Say how many lines contain the word "怎样写算式" and give no other text.

(Dataset items)
>> Start
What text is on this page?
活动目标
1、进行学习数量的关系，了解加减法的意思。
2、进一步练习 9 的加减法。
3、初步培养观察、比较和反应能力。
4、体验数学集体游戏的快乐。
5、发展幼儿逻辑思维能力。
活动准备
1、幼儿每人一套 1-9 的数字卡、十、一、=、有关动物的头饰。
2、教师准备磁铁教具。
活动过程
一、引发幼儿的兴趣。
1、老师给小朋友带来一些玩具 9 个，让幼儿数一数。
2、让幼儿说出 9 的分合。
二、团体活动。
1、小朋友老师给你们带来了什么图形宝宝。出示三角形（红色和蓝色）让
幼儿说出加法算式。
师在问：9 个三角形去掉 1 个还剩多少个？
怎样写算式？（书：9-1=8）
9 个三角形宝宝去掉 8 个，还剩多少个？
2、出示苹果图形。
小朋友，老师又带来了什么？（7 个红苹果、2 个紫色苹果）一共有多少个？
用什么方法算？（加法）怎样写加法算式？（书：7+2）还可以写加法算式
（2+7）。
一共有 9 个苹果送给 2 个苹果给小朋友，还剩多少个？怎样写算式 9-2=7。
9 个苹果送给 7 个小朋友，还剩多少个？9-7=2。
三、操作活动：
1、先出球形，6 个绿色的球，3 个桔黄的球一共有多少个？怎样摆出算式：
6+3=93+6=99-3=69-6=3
>> End
## Correct output
2